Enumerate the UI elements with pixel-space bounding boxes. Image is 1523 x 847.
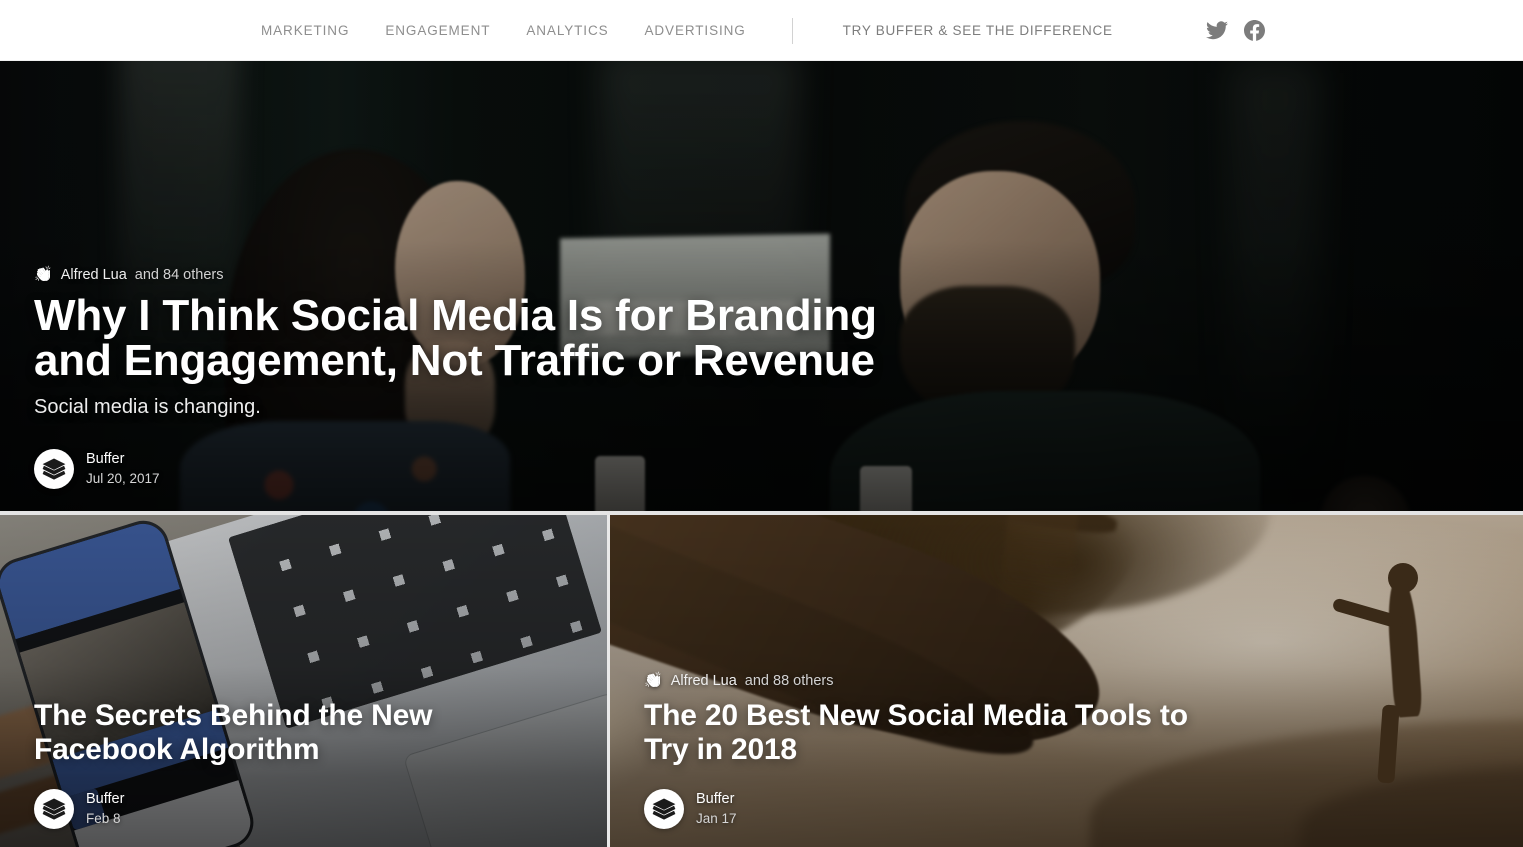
social-links (1206, 0, 1265, 61)
facebook-link[interactable] (1244, 20, 1265, 41)
card-byline: 👏 Alfred Lua and 88 others (644, 673, 1489, 689)
nav-item-advertising[interactable]: ADVERTISING (645, 23, 746, 38)
byline-others: and 88 others (744, 672, 834, 689)
nav-item-analytics[interactable]: ANALYTICS (526, 23, 608, 38)
publish-date: Feb 8 (86, 810, 121, 826)
buffer-logo-icon (644, 789, 684, 829)
byline-author[interactable]: Alfred Lua (61, 267, 127, 283)
byline-author[interactable]: Alfred Lua (671, 673, 737, 689)
facebook-icon (1244, 20, 1265, 41)
site-header: MARKETING ENGAGEMENT ANALYTICS ADVERTISI… (0, 0, 1523, 61)
buffer-logo-icon (34, 449, 74, 489)
clap-icon: 👏 (34, 266, 53, 283)
story-card-facebook-algorithm[interactable]: The Secrets Behind the New Facebook Algo… (0, 515, 607, 847)
card-author-block[interactable]: Buffer Jan 17 (644, 789, 1489, 829)
publish-date: Jul 20, 2017 (86, 470, 160, 486)
nav-item-marketing[interactable]: MARKETING (261, 23, 349, 38)
clap-icon: 👏 (644, 672, 663, 690)
hero-subtitle: Social media is changing. (34, 396, 261, 418)
story-board: 👏 Alfred Lua and 84 others Why I Think S… (0, 61, 1523, 847)
hero-byline: 👏 Alfred Lua and 84 others (34, 267, 1489, 283)
twitter-link[interactable] (1206, 21, 1228, 40)
nav-item-engagement[interactable]: ENGAGEMENT (385, 23, 490, 38)
hero-title[interactable]: Why I Think Social Media Is for Branding… (34, 292, 914, 385)
twitter-icon (1206, 21, 1228, 40)
publication-name[interactable]: Buffer (86, 791, 124, 808)
publication-name[interactable]: Buffer (696, 791, 737, 808)
publish-date: Jan 17 (696, 810, 737, 826)
card-title[interactable]: The 20 Best New Social Media Tools to Tr… (644, 699, 1204, 767)
byline-others: and 84 others (134, 266, 224, 283)
nav-divider (791, 17, 793, 44)
story-card-social-tools[interactable]: 👏 Alfred Lua and 88 others The 20 Best N… (610, 515, 1523, 847)
try-buffer-cta[interactable]: TRY BUFFER & SEE THE DIFFERENCE (843, 23, 1113, 38)
publication-name[interactable]: Buffer (86, 451, 160, 468)
primary-nav: MARKETING ENGAGEMENT ANALYTICS ADVERTISI… (261, 0, 1113, 61)
buffer-logo-icon (34, 789, 74, 829)
hero-story-card[interactable]: 👏 Alfred Lua and 84 others Why I Think S… (0, 61, 1523, 511)
card-left-overlay: The Secrets Behind the New Facebook Algo… (0, 699, 607, 847)
hero-overlay: 👏 Alfred Lua and 84 others Why I Think S… (0, 267, 1523, 512)
hero-author-block[interactable]: Buffer Jul 20, 2017 (34, 449, 1489, 489)
secondary-row: The Secrets Behind the New Facebook Algo… (0, 515, 1523, 847)
card-title[interactable]: The Secrets Behind the New Facebook Algo… (34, 699, 573, 767)
card-author-block[interactable]: Buffer Feb 8 (34, 789, 573, 829)
card-right-overlay: 👏 Alfred Lua and 88 others The 20 Best N… (610, 673, 1523, 847)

================

- **Goal**
Format every line of the items above as a JSON list of strings, with one string per line and no blank lines. Leave the pictures out of the list.

- **Task result**
[
  "Enumerate the UI elements with pixel-space bounding boxes. Image is 1523 x 847.",
  "social-links (1206, 0, 1265, 61)",
  "facebook-link[interactable] (1244, 20, 1265, 41)",
  "card-byline: 👏 Alfred Lua and 88 others (644, 673, 1489, 689)",
  "nav-item-advertising[interactable]: ADVERTISING (645, 23, 746, 38)",
  "byline-others: and 88 others (744, 672, 834, 689)",
  "nav-item-analytics[interactable]: ANALYTICS (526, 23, 608, 38)",
  "publish-date: Feb 8 (86, 810, 121, 826)",
  "buffer-logo-icon (644, 789, 684, 829)",
  "byline-author[interactable]: Alfred Lua (61, 267, 127, 283)",
  "byline-author[interactable]: Alfred Lua (671, 673, 737, 689)",
  "facebook-icon (1244, 20, 1265, 41)",
  "site-header: MARKETING ENGAGEMENT ANALYTICS ADVERTISI… (0, 0, 1523, 61)",
  "buffer-logo-icon (34, 449, 74, 489)",
  "clap-icon: 👏 (34, 266, 53, 283)",
  "story-card-facebook-algorithm[interactable]: The Secrets Behind the New Facebook Algo… (0, 515, 607, 847)",
  "card-author-block[interactable]: Buffer Jan 17 (644, 789, 1489, 829)",
  "publish-date: Jul 20, 2017 (86, 470, 160, 486)",
  "nav-item-marketing[interactable]: MARKETING (261, 23, 349, 38)",
  "clap-icon: 👏 (644, 672, 663, 690)",
  "hero-subtitle: Social media is changing. (34, 396, 261, 418)",
  "story-board: 👏 Alfred Lua and 84 others Why I Think S… (0, 61, 1523, 847)",
  "hero-byline: 👏 Alfred Lua and 84 others (34, 267, 1489, 283)",
  "twitter-link[interactable] (1206, 21, 1228, 40)",
  "nav-item-engagement[interactable]: ENGAGEMENT (385, 23, 490, 38)",
  "hero-title[interactable]: Why I Think Social Media Is for Branding… (34, 292, 914, 385)",
  "twitter-icon (1206, 21, 1228, 40)",
  "publication-name[interactable]: Buffer (86, 791, 124, 808)",
  "publication-name[interactable]: Buffer (696, 791, 737, 808)",
  "publish-date: Jan 17 (696, 810, 737, 826)",
  "card-title[interactable]: The 20 Best New Social Media Tools to Tr… (644, 699, 1204, 767)",
  "byline-others: and 84 others (134, 266, 224, 283)",
  "nav-divider (791, 17, 793, 44)",
  "story-card-social-tools[interactable]: 👏 Alfred Lua and 88 others The 20 Best N… (610, 515, 1523, 847)",
  "try-buffer-cta[interactable]: TRY BUFFER & SEE THE DIFFERENCE (843, 23, 1113, 38)",
  "publication-name[interactable]: Buffer (86, 451, 160, 468)",
  "primary-nav: MARKETING ENGAGEMENT ANALYTICS ADVERTISI… (261, 0, 1113, 61)",
  "buffer-logo-icon (34, 789, 74, 829)",
  "hero-story-card[interactable]: 👏 Alfred Lua and 84 others Why I Think S… (0, 61, 1523, 511)",
  "card-left-overlay: The Secrets Behind the New Facebook Algo… (0, 699, 607, 847)",
  "hero-overlay: 👏 Alfred Lua and 84 others Why I Think S… (0, 267, 1523, 512)",
  "hero-author-block[interactable]: Buffer Jul 20, 2017 (34, 449, 1489, 489)",
  "secondary-row: The Secrets Behind the New Facebook Algo… (0, 515, 1523, 847)",
  "card-title[interactable]: The Secrets Behind the New Facebook Algo… (34, 699, 573, 767)",
  "card-author-block[interactable]: Buffer Feb 8 (34, 789, 573, 829)",
  "card-right-overlay: 👏 Alfred Lua and 88 others The 20 Best N… (610, 673, 1523, 847)"
]